> _Short exercise_: Identify each line containing the word "shop" and copy it.

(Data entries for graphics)
⁂
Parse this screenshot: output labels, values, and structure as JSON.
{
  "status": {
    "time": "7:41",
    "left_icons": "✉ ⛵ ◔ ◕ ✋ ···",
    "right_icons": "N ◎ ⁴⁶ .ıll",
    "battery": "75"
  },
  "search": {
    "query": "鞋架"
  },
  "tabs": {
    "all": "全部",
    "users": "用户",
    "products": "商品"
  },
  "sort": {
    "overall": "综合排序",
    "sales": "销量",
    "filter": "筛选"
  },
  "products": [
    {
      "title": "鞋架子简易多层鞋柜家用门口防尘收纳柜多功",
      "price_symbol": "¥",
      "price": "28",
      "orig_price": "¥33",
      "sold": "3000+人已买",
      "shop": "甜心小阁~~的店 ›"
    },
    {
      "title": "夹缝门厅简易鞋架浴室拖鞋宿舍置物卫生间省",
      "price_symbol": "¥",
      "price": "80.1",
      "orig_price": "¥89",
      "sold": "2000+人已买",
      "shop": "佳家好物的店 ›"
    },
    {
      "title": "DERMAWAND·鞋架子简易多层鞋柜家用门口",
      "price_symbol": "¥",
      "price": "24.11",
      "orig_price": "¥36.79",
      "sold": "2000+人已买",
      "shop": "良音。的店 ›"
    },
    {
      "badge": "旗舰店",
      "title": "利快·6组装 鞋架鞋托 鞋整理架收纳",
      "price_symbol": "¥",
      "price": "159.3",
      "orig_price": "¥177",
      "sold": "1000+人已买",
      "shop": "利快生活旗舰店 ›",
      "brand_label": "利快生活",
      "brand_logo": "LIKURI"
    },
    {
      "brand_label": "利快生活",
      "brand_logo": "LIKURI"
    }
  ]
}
⁂
> _Response to the exercise_:
      "shop": "甜心小阁~~的店 ›"
      "shop": "佳家好物的店 ›"
      "shop": "良音。的店 ›"
      "shop": "利快生活旗舰店 ›",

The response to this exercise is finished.